(Saved data entries)

— START —

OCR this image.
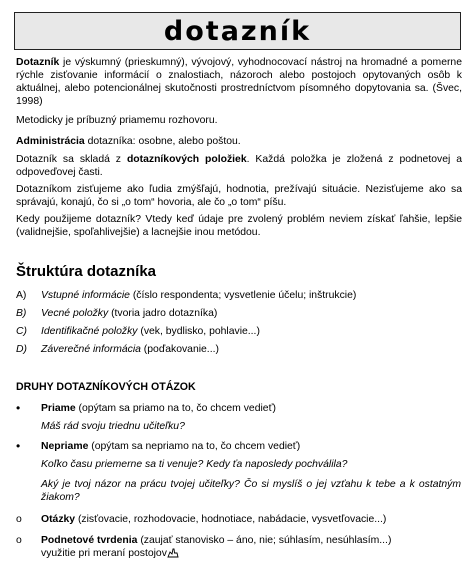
dotazník
Dotazník je výskumný (prieskumný), vývojový, vyhodnocovací nástroj na hromadné a pomerne rýchle zisťovanie informácií o znalostiach, názoroch alebo postojoch opytovaných osôb k aktuálnej, alebo potencionálnej skutočnosti prostredníctvom písomného dopytovania sa. (Švec, 1998)
Metodicky je príbuzný priamemu rozhovoru.
Administrácia dotazníka: osobne, alebo poštou.
Dotazník sa skladá z dotazníkových položiek. Každá položka je zložená z podnetovej a odpoveďovej časti.
Dotazníkom zisťujeme ako ľudia zmýšľajú, hodnotia, prežívajú situácie. Nezisťujeme ako sa správajú, konajú, čo si „o tom“ hovoria, ale čo „o tom“ píšu.
Kedy použijeme dotazník? Vtedy keď údaje pre zvolený problém neviem získať ľahšie, lepšie (validnejšie, spoľahlivejšie) a lacnejšie inou metódou.
Štruktúra dotazníka
A)	Vstupné informácie (číslo respondenta; vysvetlenie účelu; inštrukcie)
B)	Vecné položky (tvoria jadro dotazníka)
C)	Identifikačné položky (vek, bydlisko, pohlavie...)
D)	Záverečné informácia (poďakovanie...)
DRUHY DOTAZNÍKOVÝCH OTÁZOK
•	Priame (opýtam sa priamo na to, čo chcem vedieť)
Máš rád svoju triednu učiteľku?
•	Nepriame (opýtam sa nepriamo na to, čo chcem vedieť)
Koľko času priemerne sa ti venuje? Kedy ťa naposledy pochválila?
Aký je tvoj názor na prácu tvojej učiteľky? Čo si myslíš o jej vzťahu k tebe a k ostatným žiakom?
o	Otázky (zisťovacie, rozhodovacie, hodnotiace, nabádacie, vysvetľovacie...)
o	Podnetové tvrdenia (zaujať stanovisko – áno, nie; súhlasím, nesúhlasím...)
využitie pri meraní postojov
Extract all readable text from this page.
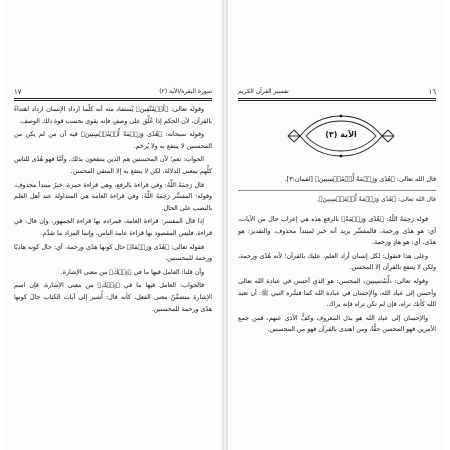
١٧	سورة البقرة/الآية (٢)

وقوله تعالى: ﴿لِّلۡمُتَّقِينَ﴾ يُستفاد منه أنه كلَّما ازداد الإنسان ازداد اهتداءً بالقرآن، لأن الحكم إذا عُلِّق على وصفٍ فإنه يقوى بحسب قوة ذلك الوصف.

وقوله سبحانه: ﴿هُدًى وَرَحۡمَةً لِّلۡمُحۡسِنِينَ﴾ فيه أن من لم يكن من المحسنين لا ينتفع به ولا يُرحَم.

الجواب: نعم؛ لأن المحسنين هم الذين ينتفعون بذلك، وأمَّا فهو هُدًى للناس كلِّهم بمعنى الدلالة، لكن لا ينتفع به إلا المتقي المحسن.

قال رَحِمَهُ اللَّهُ: وفي قراءة بالرفع، وهي قراءة حمزة، خبرُ مبتدأ محذوف، وقوله: المفسِّر رَحِمَهُ اللَّهُ: وفي قراءة العامة هي المتداولة عند أهل العلم بالنصب على الحال.

إذا قال المفسر: قراءة العامة، فمراده بها قراءة الجمهور، وإن قال: في قراءة، فليس المقصود بها قراءة عامة الناس، وإنما المراد ما تقدَّم.

فقوله تعالى: ﴿هُدًى وَرَحۡمَةً﴾ حال كونها هدًى ورحمة، أي: حال كونه هاديًا ورحمة للمحسنين.

وأن قلنا: العامل فيها ما في ﴿تِلۡكَ﴾ من معنى الإشارة.

فالجواب: العامل فيها ما في ﴿تِلۡكَ﴾ من معنى الإشارة، فإن اسم الإشارة متضمِّنٌ معنى الفعل، كأنه قال: أُشير إلى آيات الكتاب حالَ كونها هدًى ورحمة للمحسنين.

١٦
تفسير القرآن الكريم
الآية (٣)
قال الله تعالى: ﴿هُدًى وَرَحۡمَةً لِّلۡمُحۡسِنِينَ﴾ [لقمان:٣].
قال الله تعالى: ﴿هُدًى وَرَحۡمَةً لِّلۡمُحۡسِنِينَ﴾.

قوله رَحِمَهُ اللَّهُ: ﴿هُدًى وَرَحۡمَةً﴾ بالرفع هذه هي إعراب حال من الآيات، أي: هو هدًى ورحمة، فالمفسِّر يريد أنه خبر لمبتدأ محذوف، والتقدير: هو هدًى، أي: هو هادٍ ورحمة.

وعلى هذا فنقول: لكل إنسان أراد العلم، عليك بالقرآن؛ لأنه هُدًى ورحمة، ولكن لا ينتفع بالقرآن إلا المحسن.

وقوله تعالى: ﴿لِّلۡمُحۡسِنِينَ﴾ المحسن: هو الذي أحسن في عبادة الله تعالى وأحسن إلى عباد الله، والإحسان في عبادة الله كما فسَّره النبي ﷺ: أن تعبد الله كأنك تراه، فإن لم تكن تراه فإنه يراك.

والإحسان إلى عباد الله هو بذل المعروف وكفُّ الأذى عنهم، فمن جمع الأمرين فهو المحسن حقًّا، ومن اهتدى بالقرآن فهو من المحسنين.
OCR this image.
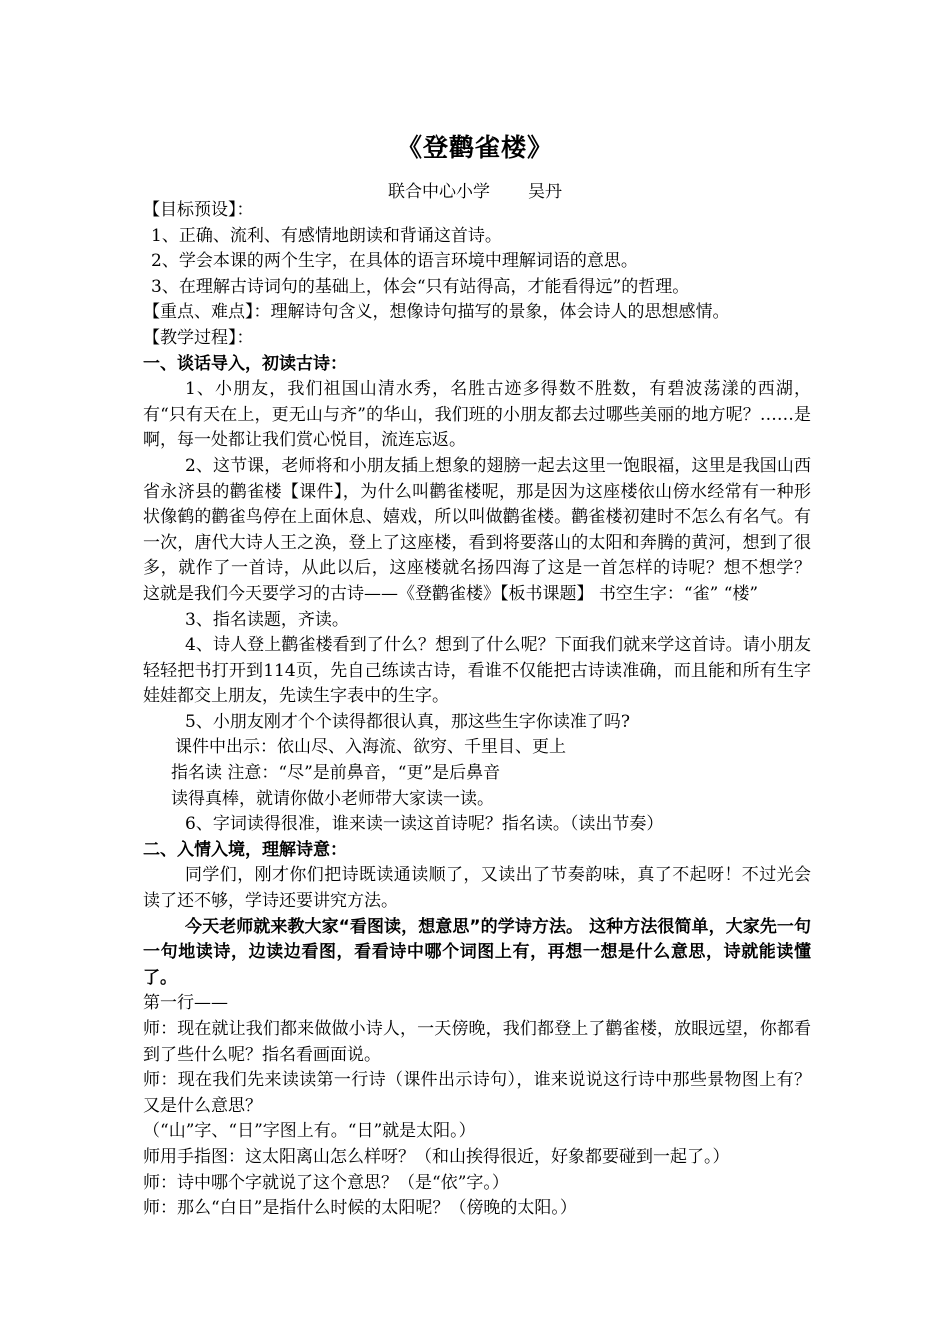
《登鹳雀楼》
联合中心小学 吴丹

【目标预设】：

1、正确、流利、有感情地朗读和背诵这首诗。

2、学会本课的两个生字，在具体的语言环境中理解词语的意思。

3、在理解古诗词句的基础上，体会“只有站得高，才能看得远”的哲理。

【重点、难点】：理解诗句含义，想像诗句描写的景象，体会诗人的思想感情。

【教学过程】：

一、谈话导入，初读古诗：

1、小朋友，我们祖国山清水秀，名胜古迹多得数不胜数，有碧波荡漾的西湖，有“只有天在上，更无山与齐”的华山，我们班的小朋友都去过哪些美丽的地方呢？……是啊，每一处都让我们赏心悦目，流连忘返。

2、这节课，老师将和小朋友插上想象的翅膀一起去这里一饱眼福，这里是我国山西省永济县的鹳雀楼【课件】，为什么叫鹳雀楼呢，那是因为这座楼依山傍水经常有一种形状像鹤的鹳雀鸟停在上面休息、嬉戏，所以叫做鹳雀楼。鹳雀楼初建时不怎么有名气。有一次，唐代大诗人王之涣，登上了这座楼，看到将要落山的太阳和奔腾的黄河，想到了很多，就作了一首诗，从此以后，这座楼就名扬四海了这是一首怎样的诗呢？想不想学？ 这就是我们今天要学习的古诗——《登鹳雀楼》【板书课题】 书空生字：“雀” “楼”

3、指名读题，齐读。

4、诗人登上鹳雀楼看到了什么？想到了什么呢？下面我们就来学这首诗。请小朋友轻轻把书打开到114页，先自己练读古诗，看谁不仅能把古诗读准确，而且能和所有生字娃娃都交上朋友，先读生字表中的生字。

5、小朋友刚才个个读得都很认真，那这些生字你读准了吗?

课件中出示：依山尽、入海流、欲穷、千里目、更上

指名读 注意：“尽”是前鼻音，“更”是后鼻音

读得真棒，就请你做小老师带大家读一读。

6、字词读得很准，谁来读一读这首诗呢？指名读。（读出节奏）

二、入情入境，理解诗意：

同学们，刚才你们把诗既读通读顺了，又读出了节奏韵味，真了不起呀！不过光会读了还不够，学诗还要讲究方法。

今天老师就来教大家“看图读，想意思”的学诗方法。 这种方法很简单，大家先一句一句地读诗，边读边看图，看看诗中哪个词图上有，再想一想是什么意思，诗就能读懂了。

第一行——

师：现在就让我们都来做做小诗人，一天傍晚，我们都登上了鹳雀楼，放眼远望，你都看到了些什么呢？指名看画面说。

师：现在我们先来读读第一行诗（课件出示诗句），谁来说说这行诗中那些景物图上有？又是什么意思？

（“山”字、“日”字图上有。“日”就是太阳。）

师用手指图：这太阳离山怎么样呀？（和山挨得很近，好象都要碰到一起了。）

师：诗中哪个字就说了这个意思？（是“依”字。）

师：那么“白日”是指什么时候的太阳呢？（傍晚的太阳。）
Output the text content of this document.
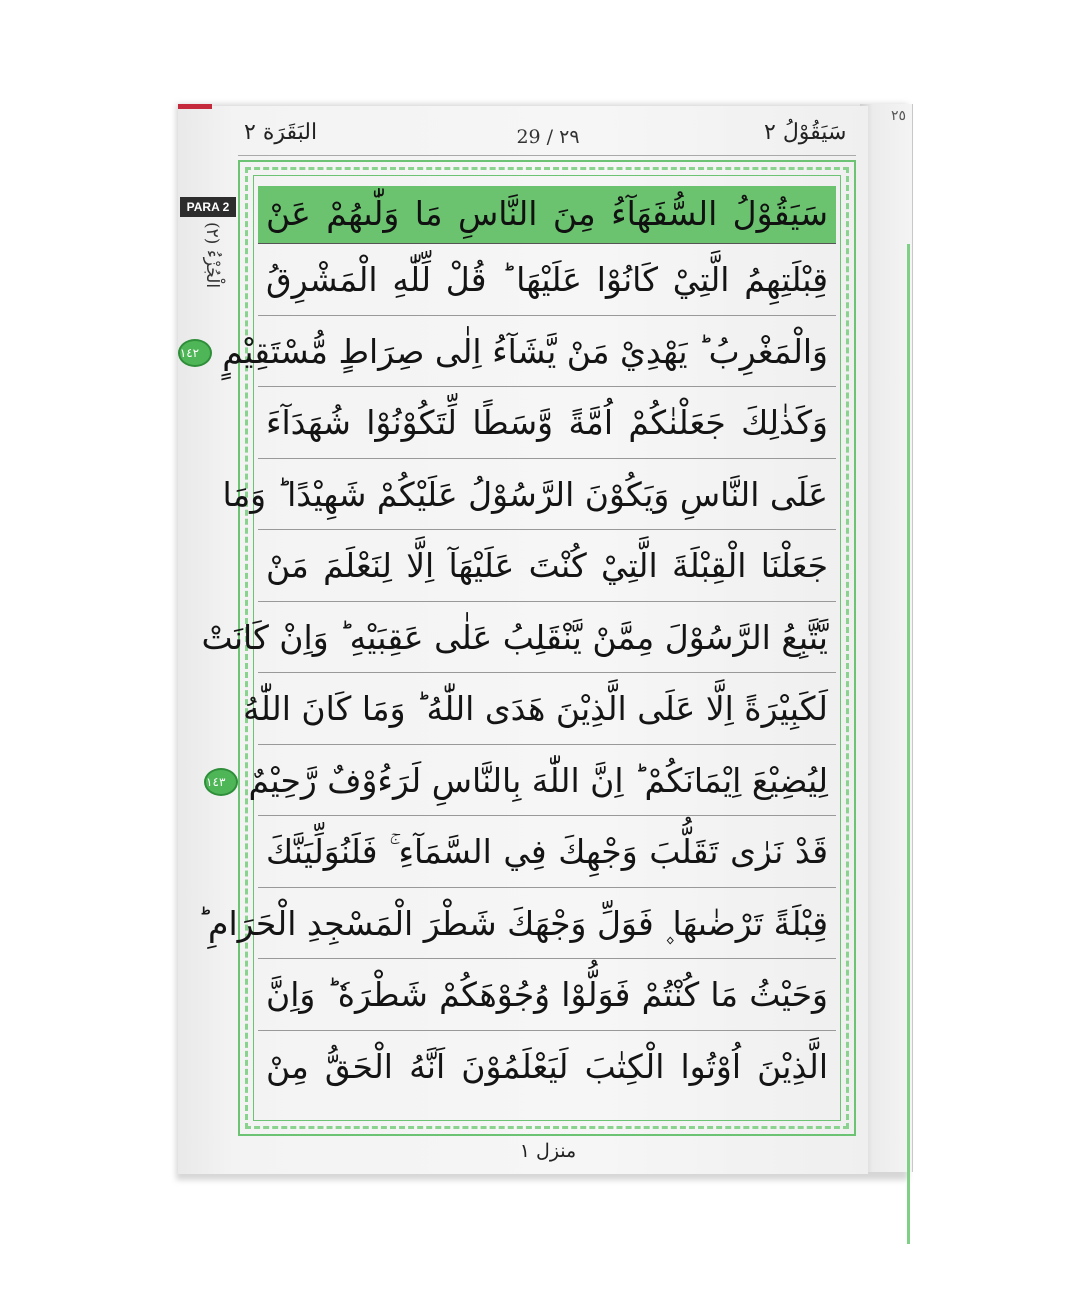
٢٥
البَقَرَة ٢	29 / ٢٩	سَيَقُوْلُ ٢
PARA 2
الْجُزْءُ (٢)
سَيَقُوْلُ السُّفَهَآءُ مِنَ النَّاسِ مَا وَلّٰىهُمْ عَنْ
قِبْلَتِهِمُ الَّتِيْ كَانُوْا عَلَيْهَا ؕ قُلْ لِّلّٰهِ الْمَشْرِقُ
وَالْمَغْرِبُ ؕ يَهْدِيْ مَنْ يَّشَآءُ اِلٰى صِرَاطٍ مُّسْتَقِيْمٍ ١٤٢
وَكَذٰلِكَ جَعَلْنٰكُمْ اُمَّةً وَّسَطًا لِّتَكُوْنُوْا شُهَدَآءَ
عَلَى النَّاسِ وَيَكُوْنَ الرَّسُوْلُ عَلَيْكُمْ شَهِيْدًا ؕ وَمَا
جَعَلْنَا الْقِبْلَةَ الَّتِيْ كُنْتَ عَلَيْهَآ اِلَّا لِنَعْلَمَ مَنْ
يَّتَّبِعُ الرَّسُوْلَ مِمَّنْ يَّنْقَلِبُ عَلٰى عَقِبَيْهِ ؕ وَاِنْ كَانَتْ
لَكَبِيْرَةً اِلَّا عَلَى الَّذِيْنَ هَدَى اللّٰهُ ؕ وَمَا كَانَ اللّٰهُ
لِيُضِيْعَ اِيْمَانَكُمْ ؕ اِنَّ اللّٰهَ بِالنَّاسِ لَرَءُوْفٌ رَّحِيْمٌ ١٤٣
قَدْ نَرٰى تَقَلُّبَ وَجْهِكَ فِي السَّمَآءِ ۚ فَلَنُوَلِّيَنَّكَ
قِبْلَةً تَرْضٰىهَا ۪ فَوَلِّ وَجْهَكَ شَطْرَ الْمَسْجِدِ الْحَرَامِ ؕ
وَحَيْثُ مَا كُنْتُمْ فَوَلُّوْا وُجُوْهَكُمْ شَطْرَهٗ ؕ وَاِنَّ
الَّذِيْنَ اُوْتُوا الْكِتٰبَ لَيَعْلَمُوْنَ اَنَّهُ الْحَقُّ مِنْ
منزل ١
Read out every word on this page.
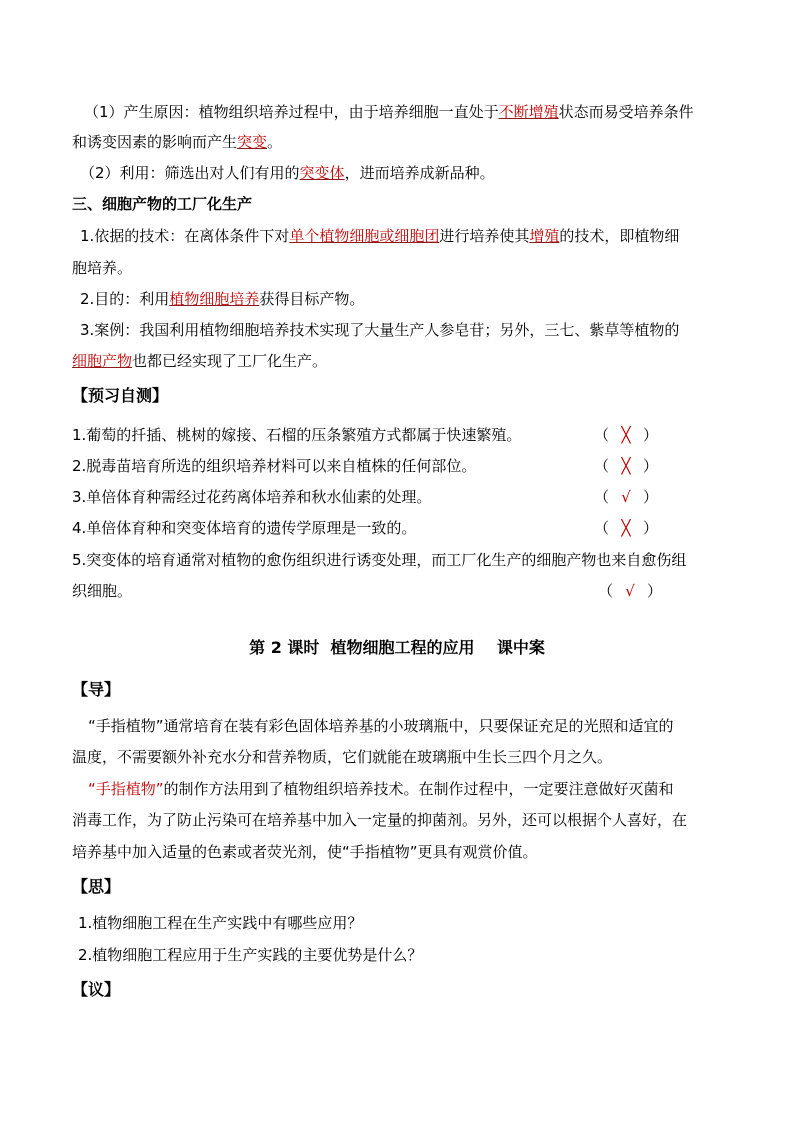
（1）产生原因：植物组织培养过程中，由于培养细胞一直处于不断增殖状态而易受培养条件
和诱变因素的影响而产生突变。
（2）利用：筛选出对人们有用的突变体，进而培养成新品种。
三、细胞产物的工厂化生产
1.依据的技术：在离体条件下对单个植物细胞或细胞团进行培养使其增殖的技术，即植物细
胞培养。
2.目的：利用植物细胞培养获得目标产物。
3.案例：我国利用植物细胞培养技术实现了大量生产人参皂苷；另外，三七、紫草等植物的
细胞产物也都已经实现了工厂化生产。
【预习自测】
1.葡萄的扦插、桃树的嫁接、石榴的压条繁殖方式都属于快速繁殖。	（ ╳ ）
2.脱毒苗培育所选的组织培养材料可以来自植株的任何部位。	（ ╳ ）
3.单倍体育种需经过花药离体培养和秋水仙素的处理。	（ √ ）
4.单倍体育种和突变体培育的遗传学原理是一致的。	（ ╳ ）
5.突变体的培育通常对植物的愈伤组织进行诱变处理，而工厂化生产的细胞产物也来自愈伤组
织细胞。	（ √ ）
第 2 课时  植物细胞工程的应用    课中案
【导】
“手指植物”通常培育在装有彩色固体培养基的小玻璃瓶中，只要保证充足的光照和适宜的
温度，不需要额外补充水分和营养物质，它们就能在玻璃瓶中生长三四个月之久。
“手指植物”的制作方法用到了植物组织培养技术。在制作过程中，一定要注意做好灭菌和
消毒工作，为了防止污染可在培养基中加入一定量的抑菌剂。另外，还可以根据个人喜好，在
培养基中加入适量的色素或者荧光剂，使“手指植物”更具有观赏价值。
【思】
1.植物细胞工程在生产实践中有哪些应用？
2.植物细胞工程应用于生产实践的主要优势是什么？
【议】
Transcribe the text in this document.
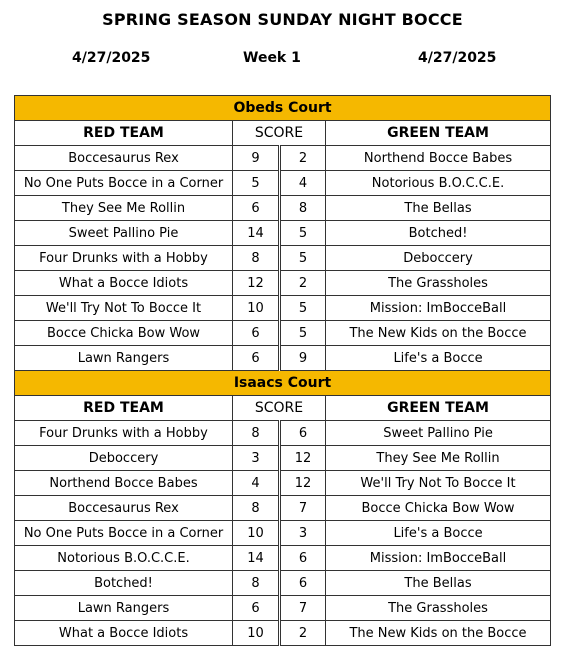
SPRING SEASON SUNDAY NIGHT BOCCE
4/27/2025	Week 1	4/27/2025
Obeds Court			
RED TEAM	SCORE		GREEN TEAM
Boccesaurus Rex	9	2	Northend Bocce Babes
No One Puts Bocce in a Corner	5	4	Notorious B.O.C.C.E.
They See Me Rollin	6	8	The Bellas
Sweet Pallino Pie	14	5	Botched!
Four Drunks with a Hobby	8	5	Deboccery
What a Bocce Idiots	12	2	The Grassholes
We'll Try Not To Bocce It	10	5	Mission: ImBocceBall
Bocce Chicka Bow Wow	6	5	The New Kids on the Bocce
Lawn Rangers	6	9	Life's a Bocce
Isaacs Court			
RED TEAM	SCORE		GREEN TEAM
Four Drunks with a Hobby	8	6	Sweet Pallino Pie
Deboccery	3	12	They See Me Rollin
Northend Bocce Babes	4	12	We'll Try Not To Bocce It
Boccesaurus Rex	8	7	Bocce Chicka Bow Wow
No One Puts Bocce in a Corner	10	3	Life's a Bocce
Notorious B.O.C.C.E.	14	6	Mission: ImBocceBall
Botched!	8	6	The Bellas
Lawn Rangers	6	7	The Grassholes
What a Bocce Idiots	10	2	The New Kids on the Bocce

— END —

» Given exercise
From the data above, copy each line that has the string "alebo".

» Reply to the task
Dotazník je výskumný (prieskumný), vývojový, vyhodnocovací nástroj na hromadné a pomerne rýchle zisťovanie informácií o znalostiach, názoroch alebo postojoch opytovaných osôb k aktuálnej, alebo potencionálnej skutočnosti prostredníctvom písomného dopytovania sa. (Švec, 1998)
Administrácia dotazníka: osobne, alebo poštou.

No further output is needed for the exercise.